* STATED TASK *
Here are some records; return them all exactly.

* DATASET ENTRIES *
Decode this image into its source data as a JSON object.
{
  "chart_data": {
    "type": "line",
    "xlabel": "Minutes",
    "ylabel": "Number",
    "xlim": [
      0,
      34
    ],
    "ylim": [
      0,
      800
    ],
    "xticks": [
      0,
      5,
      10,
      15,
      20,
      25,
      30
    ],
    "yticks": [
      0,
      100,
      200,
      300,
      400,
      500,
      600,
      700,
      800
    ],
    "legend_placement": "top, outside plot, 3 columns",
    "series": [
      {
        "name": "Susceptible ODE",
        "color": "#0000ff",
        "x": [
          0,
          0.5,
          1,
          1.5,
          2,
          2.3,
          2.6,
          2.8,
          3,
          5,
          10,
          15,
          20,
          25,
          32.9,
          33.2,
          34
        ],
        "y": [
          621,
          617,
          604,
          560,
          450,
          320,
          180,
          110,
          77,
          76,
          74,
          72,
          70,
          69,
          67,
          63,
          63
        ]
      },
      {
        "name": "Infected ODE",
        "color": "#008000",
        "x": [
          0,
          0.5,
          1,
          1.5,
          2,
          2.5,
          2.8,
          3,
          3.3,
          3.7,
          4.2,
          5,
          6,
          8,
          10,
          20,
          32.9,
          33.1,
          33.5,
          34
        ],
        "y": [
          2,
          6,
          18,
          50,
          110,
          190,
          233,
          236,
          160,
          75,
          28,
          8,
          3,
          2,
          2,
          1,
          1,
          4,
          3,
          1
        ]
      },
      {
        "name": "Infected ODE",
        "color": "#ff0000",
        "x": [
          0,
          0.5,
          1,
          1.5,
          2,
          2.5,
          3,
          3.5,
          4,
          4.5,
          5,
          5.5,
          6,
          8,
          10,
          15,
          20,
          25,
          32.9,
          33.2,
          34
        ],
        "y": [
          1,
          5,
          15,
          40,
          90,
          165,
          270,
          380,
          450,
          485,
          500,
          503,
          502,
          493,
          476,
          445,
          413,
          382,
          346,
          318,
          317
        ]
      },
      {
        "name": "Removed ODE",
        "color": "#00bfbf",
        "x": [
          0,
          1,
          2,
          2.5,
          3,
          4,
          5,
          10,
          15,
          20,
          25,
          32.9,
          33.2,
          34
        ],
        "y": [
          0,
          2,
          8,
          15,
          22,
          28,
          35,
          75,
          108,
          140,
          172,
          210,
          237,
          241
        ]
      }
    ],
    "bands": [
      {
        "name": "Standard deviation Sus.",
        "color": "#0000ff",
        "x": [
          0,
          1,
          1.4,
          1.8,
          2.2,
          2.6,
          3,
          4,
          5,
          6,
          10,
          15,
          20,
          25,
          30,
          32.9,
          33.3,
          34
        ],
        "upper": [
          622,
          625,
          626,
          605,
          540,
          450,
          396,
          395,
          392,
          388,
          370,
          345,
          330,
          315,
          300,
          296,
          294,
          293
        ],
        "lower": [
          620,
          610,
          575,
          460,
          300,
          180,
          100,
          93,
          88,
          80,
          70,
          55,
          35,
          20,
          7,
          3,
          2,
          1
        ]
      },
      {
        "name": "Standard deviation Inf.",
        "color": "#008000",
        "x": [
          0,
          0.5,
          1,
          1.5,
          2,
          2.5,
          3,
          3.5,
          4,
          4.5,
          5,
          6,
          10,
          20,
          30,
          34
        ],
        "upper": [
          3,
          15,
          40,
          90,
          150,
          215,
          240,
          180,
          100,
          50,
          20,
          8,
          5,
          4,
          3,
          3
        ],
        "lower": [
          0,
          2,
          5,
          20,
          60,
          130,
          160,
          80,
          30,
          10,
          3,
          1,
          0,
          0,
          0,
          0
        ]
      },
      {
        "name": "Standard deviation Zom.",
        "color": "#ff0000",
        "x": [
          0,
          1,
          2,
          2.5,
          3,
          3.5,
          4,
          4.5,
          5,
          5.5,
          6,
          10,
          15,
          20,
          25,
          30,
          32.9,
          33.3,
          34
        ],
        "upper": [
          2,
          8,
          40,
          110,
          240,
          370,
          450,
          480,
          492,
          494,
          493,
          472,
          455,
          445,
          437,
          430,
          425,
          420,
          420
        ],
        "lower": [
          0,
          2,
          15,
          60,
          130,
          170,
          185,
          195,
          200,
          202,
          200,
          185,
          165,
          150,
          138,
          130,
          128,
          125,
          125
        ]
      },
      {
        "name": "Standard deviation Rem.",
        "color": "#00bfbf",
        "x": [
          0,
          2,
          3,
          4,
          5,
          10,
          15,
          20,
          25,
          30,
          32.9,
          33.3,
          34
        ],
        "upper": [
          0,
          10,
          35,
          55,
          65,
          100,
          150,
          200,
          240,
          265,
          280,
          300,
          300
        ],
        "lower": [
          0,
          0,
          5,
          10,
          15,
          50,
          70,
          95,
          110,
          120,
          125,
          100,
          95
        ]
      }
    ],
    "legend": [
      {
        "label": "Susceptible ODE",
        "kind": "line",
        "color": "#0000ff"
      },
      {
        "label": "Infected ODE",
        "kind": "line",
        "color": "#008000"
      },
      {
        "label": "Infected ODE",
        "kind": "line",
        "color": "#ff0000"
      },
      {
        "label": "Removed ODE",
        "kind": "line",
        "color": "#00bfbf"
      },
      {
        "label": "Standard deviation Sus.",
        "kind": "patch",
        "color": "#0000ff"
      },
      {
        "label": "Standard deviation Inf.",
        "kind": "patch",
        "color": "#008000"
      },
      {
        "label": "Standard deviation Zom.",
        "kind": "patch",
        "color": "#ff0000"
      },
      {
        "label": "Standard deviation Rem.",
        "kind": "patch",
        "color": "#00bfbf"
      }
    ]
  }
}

* RIGHT ANSWER *
Decode this image into its source data as a JSON object.
{
  "chart_data": {
    "type": "line",
    "xlabel": "Minutes",
    "ylabel": "Number",
    "xlim": [
      0,
      34
    ],
    "ylim": [
      0,
      800
    ],
    "xticks": [
      0,
      5,
      10,
      15,
      20,
      25,
      30
    ],
    "yticks": [
      0,
      100,
      200,
      300,
      400,
      500,
      600,
      700,
      800
    ],
    "legend_placement": "top, outside plot, 3 columns",
    "series": [
      {
        "name": "Susceptible ODE",
        "color": "#0000ff",
        "x": [
          0,
          0.5,
          1,
          1.5,
          2,
          2.3,
          2.6,
          2.8,
          3,
          5,
          10,
          15,
          20,
          25,
          32.9,
          33.2,
          34
        ],
        "y": [
          621,
          617,
          604,
          560,
          450,
          320,
          180,
          110,
          77,
          76,
          74,
          72,
          70,
          69,
          67,
          63,
          63
        ]
      },
      {
        "name": "Infected ODE",
        "color": "#008000",
        "x": [
          0,
          0.5,
          1,
          1.5,
          2,
          2.5,
          2.8,
          3,
          3.3,
          3.7,
          4.2,
          5,
          6,
          8,
          10,
          20,
          32.9,
          33.1,
          33.5,
          34
        ],
        "y": [
          2,
          6,
          18,
          50,
          110,
          190,
          233,
          236,
          160,
          75,
          28,
          8,
          3,
          2,
          2,
          1,
          1,
          4,
          3,
          1
        ]
      },
      {
        "name": "Infected ODE",
        "color": "#ff0000",
        "x": [
          0,
          0.5,
          1,
          1.5,
          2,
          2.5,
          3,
          3.5,
          4,
          4.5,
          5,
          5.5,
          6,
          8,
          10,
          15,
          20,
          25,
          32.9,
          33.2,
          34
        ],
        "y": [
          1,
          5,
          15,
          40,
          90,
          165,
          270,
          380,
          450,
          485,
          500,
          503,
          502,
          493,
          476,
          445,
          413,
          382,
          346,
          318,
          317
        ]
      },
      {
        "name": "Removed ODE",
        "color": "#00bfbf",
        "x": [
          0,
          1,
          2,
          2.5,
          3,
          4,
          5,
          10,
          15,
          20,
          25,
          32.9,
          33.2,
          34
        ],
        "y": [
          0,
          2,
          8,
          15,
          22,
          28,
          35,
          75,
          108,
          140,
          172,
          210,
          237,
          241
        ]
      }
    ],
    "bands": [
      {
        "name": "Standard deviation Sus.",
        "color": "#0000ff",
        "x": [
          0,
          1,
          1.4,
          1.8,
          2.2,
          2.6,
          3,
          4,
          5,
          6,
          10,
          15,
          20,
          25,
          30,
          32.9,
          33.3,
          34
        ],
        "upper": [
          622,
          625,
          626,
          605,
          540,
          450,
          396,
          395,
          392,
          388,
          370,
          345,
          330,
          315,
          300,
          296,
          294,
          293
        ],
        "lower": [
          620,
          610,
          575,
          460,
          300,
          180,
          100,
          93,
          88,
          80,
          70,
          55,
          35,
          20,
          7,
          3,
          2,
          1
        ]
      },
      {
        "name": "Standard deviation Inf.",
        "color": "#008000",
        "x": [
          0,
          0.5,
          1,
          1.5,
          2,
          2.5,
          3,
          3.5,
          4,
          4.5,
          5,
          6,
          10,
          20,
          30,
          34
        ],
        "upper": [
          3,
          15,
          40,
          90,
          150,
          215,
          240,
          180,
          100,
          50,
          20,
          8,
          5,
          4,
          3,
          3
        ],
        "lower": [
          0,
          2,
          5,
          20,
          60,
          130,
          160,
          80,
          30,
          10,
          3,
          1,
          0,
          0,
          0,
          0
        ]
      },
      {
        "name": "Standard deviation Zom.",
        "color": "#ff0000",
        "x": [
          0,
          1,
          2,
          2.5,
          3,
          3.5,
          4,
          4.5,
          5,
          5.5,
          6,
          10,
          15,
          20,
          25,
          30,
          32.9,
          33.3,
          34
        ],
        "upper": [
          2,
          8,
          40,
          110,
          240,
          370,
          450,
          480,
          492,
          494,
          493,
          472,
          455,
          445,
          437,
          430,
          425,
          420,
          420
        ],
        "lower": [
          0,
          2,
          15,
          60,
          130,
          170,
          185,
          195,
          200,
          202,
          200,
          185,
          165,
          150,
          138,
          130,
          128,
          125,
          125
        ]
      },
      {
        "name": "Standard deviation Rem.",
        "color": "#00bfbf",
        "x": [
          0,
          2,
          3,
          4,
          5,
          10,
          15,
          20,
          25,
          30,
          32.9,
          33.3,
          34
        ],
        "upper": [
          0,
          10,
          35,
          55,
          65,
          100,
          150,
          200,
          240,
          265,
          280,
          300,
          300
        ],
        "lower": [
          0,
          0,
          5,
          10,
          15,
          50,
          70,
          95,
          110,
          120,
          125,
          100,
          95
        ]
      }
    ],
    "legend": [
      {
        "label": "Susceptible ODE",
        "kind": "line",
        "color": "#0000ff"
      },
      {
        "label": "Infected ODE",
        "kind": "line",
        "color": "#008000"
      },
      {
        "label": "Infected ODE",
        "kind": "line",
        "color": "#ff0000"
      },
      {
        "label": "Removed ODE",
        "kind": "line",
        "color": "#00bfbf"
      },
      {
        "label": "Standard deviation Sus.",
        "kind": "patch",
        "color": "#0000ff"
      },
      {
        "label": "Standard deviation Inf.",
        "kind": "patch",
        "color": "#008000"
      },
      {
        "label": "Standard deviation Zom.",
        "kind": "patch",
        "color": "#ff0000"
      },
      {
        "label": "Standard deviation Rem.",
        "kind": "patch",
        "color": "#00bfbf"
      }
    ]
  }
}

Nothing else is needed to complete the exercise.